--- TASK TO COMPLETE ---
Beginning at the line containing "Extract the structured", output every line to the end of the data below exactly as it appears.

(Lines of data)

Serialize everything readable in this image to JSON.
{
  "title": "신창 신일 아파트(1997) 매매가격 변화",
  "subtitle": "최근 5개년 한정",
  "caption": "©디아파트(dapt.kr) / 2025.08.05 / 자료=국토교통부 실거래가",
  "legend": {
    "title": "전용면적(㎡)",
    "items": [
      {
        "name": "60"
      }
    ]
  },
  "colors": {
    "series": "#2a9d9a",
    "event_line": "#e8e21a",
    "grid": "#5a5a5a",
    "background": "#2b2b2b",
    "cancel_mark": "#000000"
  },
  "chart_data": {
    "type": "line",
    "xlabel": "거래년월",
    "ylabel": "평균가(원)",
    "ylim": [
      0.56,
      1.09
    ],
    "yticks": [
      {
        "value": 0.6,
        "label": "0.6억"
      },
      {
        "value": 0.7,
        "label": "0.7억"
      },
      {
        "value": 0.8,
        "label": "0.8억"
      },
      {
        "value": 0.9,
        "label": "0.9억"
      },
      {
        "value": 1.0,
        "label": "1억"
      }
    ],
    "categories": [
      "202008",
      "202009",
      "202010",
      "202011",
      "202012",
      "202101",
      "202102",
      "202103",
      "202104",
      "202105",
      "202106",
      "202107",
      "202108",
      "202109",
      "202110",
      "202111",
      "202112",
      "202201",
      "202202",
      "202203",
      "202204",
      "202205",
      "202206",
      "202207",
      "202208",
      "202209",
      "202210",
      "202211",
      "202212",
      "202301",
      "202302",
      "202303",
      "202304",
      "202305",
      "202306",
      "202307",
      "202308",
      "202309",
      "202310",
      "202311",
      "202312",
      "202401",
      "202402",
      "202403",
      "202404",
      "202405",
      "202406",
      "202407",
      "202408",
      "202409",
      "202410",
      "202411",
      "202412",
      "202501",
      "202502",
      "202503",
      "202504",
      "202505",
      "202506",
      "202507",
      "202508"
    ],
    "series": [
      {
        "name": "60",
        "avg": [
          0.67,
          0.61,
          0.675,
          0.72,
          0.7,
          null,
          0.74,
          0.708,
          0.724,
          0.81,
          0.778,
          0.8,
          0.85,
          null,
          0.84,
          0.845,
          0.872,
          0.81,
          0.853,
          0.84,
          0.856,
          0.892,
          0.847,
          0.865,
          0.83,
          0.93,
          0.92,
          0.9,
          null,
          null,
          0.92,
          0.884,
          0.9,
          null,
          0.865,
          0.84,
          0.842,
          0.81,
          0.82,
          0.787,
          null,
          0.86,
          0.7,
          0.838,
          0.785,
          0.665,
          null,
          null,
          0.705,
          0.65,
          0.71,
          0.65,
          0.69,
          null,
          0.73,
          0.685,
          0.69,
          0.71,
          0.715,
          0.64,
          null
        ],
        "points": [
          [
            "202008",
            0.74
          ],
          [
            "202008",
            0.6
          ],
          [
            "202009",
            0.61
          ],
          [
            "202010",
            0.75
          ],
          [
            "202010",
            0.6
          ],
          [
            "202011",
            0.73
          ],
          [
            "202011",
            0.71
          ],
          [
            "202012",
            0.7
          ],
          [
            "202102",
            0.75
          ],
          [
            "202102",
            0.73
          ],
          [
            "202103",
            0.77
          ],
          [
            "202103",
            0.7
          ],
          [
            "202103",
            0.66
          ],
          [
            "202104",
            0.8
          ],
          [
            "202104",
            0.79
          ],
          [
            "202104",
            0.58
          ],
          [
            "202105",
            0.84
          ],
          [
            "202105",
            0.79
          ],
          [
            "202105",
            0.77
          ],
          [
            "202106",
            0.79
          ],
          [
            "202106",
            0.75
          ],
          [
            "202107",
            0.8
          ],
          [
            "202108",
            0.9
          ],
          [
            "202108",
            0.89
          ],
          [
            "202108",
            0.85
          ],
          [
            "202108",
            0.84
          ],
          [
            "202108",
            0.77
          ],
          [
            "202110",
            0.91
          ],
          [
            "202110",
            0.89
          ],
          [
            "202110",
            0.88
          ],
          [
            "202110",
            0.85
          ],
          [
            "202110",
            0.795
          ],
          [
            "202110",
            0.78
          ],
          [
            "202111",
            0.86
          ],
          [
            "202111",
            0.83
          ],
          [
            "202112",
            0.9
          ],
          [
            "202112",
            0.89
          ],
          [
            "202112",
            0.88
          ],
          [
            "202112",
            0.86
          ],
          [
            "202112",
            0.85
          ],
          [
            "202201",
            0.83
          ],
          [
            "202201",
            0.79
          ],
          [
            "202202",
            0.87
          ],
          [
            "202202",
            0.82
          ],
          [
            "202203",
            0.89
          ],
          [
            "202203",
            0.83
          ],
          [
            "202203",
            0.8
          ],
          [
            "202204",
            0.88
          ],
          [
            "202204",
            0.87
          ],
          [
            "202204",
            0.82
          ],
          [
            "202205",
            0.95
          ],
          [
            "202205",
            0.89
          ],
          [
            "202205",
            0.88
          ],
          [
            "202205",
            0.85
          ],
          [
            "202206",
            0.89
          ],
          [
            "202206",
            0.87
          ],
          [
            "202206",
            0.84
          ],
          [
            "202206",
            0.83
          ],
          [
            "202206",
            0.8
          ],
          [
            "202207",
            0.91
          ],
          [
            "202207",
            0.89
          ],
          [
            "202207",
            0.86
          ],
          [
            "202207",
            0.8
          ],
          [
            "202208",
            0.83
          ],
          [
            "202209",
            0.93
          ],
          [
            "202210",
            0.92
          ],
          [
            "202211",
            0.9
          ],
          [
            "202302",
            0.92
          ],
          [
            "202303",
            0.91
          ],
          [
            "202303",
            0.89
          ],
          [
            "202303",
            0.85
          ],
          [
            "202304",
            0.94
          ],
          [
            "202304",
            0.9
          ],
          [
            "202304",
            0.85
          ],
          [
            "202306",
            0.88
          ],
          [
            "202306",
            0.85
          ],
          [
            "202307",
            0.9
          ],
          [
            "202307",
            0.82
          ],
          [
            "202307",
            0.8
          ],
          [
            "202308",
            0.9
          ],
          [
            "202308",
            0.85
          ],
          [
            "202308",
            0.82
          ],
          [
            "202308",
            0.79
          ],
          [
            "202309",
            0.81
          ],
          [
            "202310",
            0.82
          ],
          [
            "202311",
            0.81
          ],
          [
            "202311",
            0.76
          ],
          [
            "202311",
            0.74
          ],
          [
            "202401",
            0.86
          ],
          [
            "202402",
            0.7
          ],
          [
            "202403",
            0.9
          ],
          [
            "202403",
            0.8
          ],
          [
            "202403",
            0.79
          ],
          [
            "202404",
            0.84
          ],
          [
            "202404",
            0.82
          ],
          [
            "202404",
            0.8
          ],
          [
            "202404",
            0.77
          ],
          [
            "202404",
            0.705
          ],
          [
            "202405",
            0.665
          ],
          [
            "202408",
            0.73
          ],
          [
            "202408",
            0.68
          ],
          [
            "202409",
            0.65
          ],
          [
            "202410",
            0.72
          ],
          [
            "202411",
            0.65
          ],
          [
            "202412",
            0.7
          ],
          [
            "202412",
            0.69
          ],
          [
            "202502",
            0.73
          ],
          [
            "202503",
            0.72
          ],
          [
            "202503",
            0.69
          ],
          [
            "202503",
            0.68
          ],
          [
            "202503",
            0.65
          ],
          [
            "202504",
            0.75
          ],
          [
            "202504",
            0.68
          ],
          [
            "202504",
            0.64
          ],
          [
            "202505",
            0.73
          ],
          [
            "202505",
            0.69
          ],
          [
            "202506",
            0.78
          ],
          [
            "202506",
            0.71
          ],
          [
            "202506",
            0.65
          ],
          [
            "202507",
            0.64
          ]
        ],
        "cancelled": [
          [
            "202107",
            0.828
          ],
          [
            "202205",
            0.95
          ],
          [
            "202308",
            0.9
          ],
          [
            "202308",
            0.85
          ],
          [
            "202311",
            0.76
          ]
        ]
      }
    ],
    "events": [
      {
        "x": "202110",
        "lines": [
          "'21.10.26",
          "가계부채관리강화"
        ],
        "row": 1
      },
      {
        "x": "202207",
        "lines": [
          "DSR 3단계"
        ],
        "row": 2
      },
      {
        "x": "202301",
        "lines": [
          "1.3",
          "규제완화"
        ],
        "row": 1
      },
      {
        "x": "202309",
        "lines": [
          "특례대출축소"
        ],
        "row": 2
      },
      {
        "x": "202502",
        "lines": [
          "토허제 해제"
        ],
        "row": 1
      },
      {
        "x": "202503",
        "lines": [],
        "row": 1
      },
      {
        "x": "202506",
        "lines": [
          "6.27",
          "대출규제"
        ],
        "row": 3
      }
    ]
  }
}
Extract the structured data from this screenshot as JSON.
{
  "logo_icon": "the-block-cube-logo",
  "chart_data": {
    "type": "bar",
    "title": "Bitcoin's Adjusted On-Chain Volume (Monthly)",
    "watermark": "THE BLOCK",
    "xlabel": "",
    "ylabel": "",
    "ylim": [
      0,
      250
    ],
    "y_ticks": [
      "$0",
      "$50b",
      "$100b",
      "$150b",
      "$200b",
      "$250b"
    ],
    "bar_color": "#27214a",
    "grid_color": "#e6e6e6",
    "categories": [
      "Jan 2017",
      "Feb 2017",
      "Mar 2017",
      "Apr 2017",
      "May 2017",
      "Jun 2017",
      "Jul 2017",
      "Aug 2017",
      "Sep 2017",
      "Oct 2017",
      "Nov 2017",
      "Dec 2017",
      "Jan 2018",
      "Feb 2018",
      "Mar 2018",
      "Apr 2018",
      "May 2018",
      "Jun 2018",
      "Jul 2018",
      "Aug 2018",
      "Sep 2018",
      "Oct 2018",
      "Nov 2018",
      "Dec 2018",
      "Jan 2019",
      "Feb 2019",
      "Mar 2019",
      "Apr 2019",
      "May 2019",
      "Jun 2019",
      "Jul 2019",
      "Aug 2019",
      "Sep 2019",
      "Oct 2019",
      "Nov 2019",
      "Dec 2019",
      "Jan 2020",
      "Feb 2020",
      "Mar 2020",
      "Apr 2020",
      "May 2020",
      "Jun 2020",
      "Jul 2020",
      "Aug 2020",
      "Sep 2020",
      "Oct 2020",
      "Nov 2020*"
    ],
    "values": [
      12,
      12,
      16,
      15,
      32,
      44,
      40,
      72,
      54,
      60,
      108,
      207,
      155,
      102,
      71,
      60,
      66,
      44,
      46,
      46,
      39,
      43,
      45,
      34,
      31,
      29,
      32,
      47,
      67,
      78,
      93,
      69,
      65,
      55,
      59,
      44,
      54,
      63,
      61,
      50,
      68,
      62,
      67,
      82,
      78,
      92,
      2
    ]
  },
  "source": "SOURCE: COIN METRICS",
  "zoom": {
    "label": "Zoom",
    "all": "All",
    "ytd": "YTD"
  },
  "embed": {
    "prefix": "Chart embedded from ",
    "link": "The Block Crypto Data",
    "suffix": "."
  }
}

--- RIGHT ANSWER ---
Extract the structured data from this screenshot as JSON.
{
  "logo_icon": "the-block-cube-logo",
  "chart_data": {
    "type": "bar",
    "title": "Bitcoin's Adjusted On-Chain Volume (Monthly)",
    "watermark": "THE BLOCK",
    "xlabel": "",
    "ylabel": "",
    "ylim": [
      0,
      250
    ],
    "y_ticks": [
      "$0",
      "$50b",
      "$100b",
      "$150b",
      "$200b",
      "$250b"
    ],
    "bar_color": "#27214a",
    "grid_color": "#e6e6e6",
    "categories": [
      "Jan 2017",
      "Feb 2017",
      "Mar 2017",
      "Apr 2017",
      "May 2017",
      "Jun 2017",
      "Jul 2017",
      "Aug 2017",
      "Sep 2017",
      "Oct 2017",
      "Nov 2017",
      "Dec 2017",
      "Jan 2018",
      "Feb 2018",
      "Mar 2018",
      "Apr 2018",
      "May 2018",
      "Jun 2018",
      "Jul 2018",
      "Aug 2018",
      "Sep 2018",
      "Oct 2018",
      "Nov 2018",
      "Dec 2018",
      "Jan 2019",
      "Feb 2019",
      "Mar 2019",
      "Apr 2019",
      "May 2019",
      "Jun 2019",
      "Jul 2019",
      "Aug 2019",
      "Sep 2019",
      "Oct 2019",
      "Nov 2019",
      "Dec 2019",
      "Jan 2020",
      "Feb 2020",
      "Mar 2020",
      "Apr 2020",
      "May 2020",
      "Jun 2020",
      "Jul 2020",
      "Aug 2020",
      "Sep 2020",
      "Oct 2020",
      "Nov 2020*"
    ],
    "values": [
      12,
      12,
      16,
      15,
      32,
      44,
      40,
      72,
      54,
      60,
      108,
      207,
      155,
      102,
      71,
      60,
      66,
      44,
      46,
      46,
      39,
      43,
      45,
      34,
      31,
      29,
      32,
      47,
      67,
      78,
      93,
      69,
      65,
      55,
      59,
      44,
      54,
      63,
      61,
      50,
      68,
      62,
      67,
      82,
      78,
      92,
      2
    ]
  },
  "source": "SOURCE: COIN METRICS",
  "zoom": {
    "label": "Zoom",
    "all": "All",
    "ytd": "YTD"
  },
  "embed": {
    "prefix": "Chart embedded from ",
    "link": "The Block Crypto Data",
    "suffix": "."
  }
}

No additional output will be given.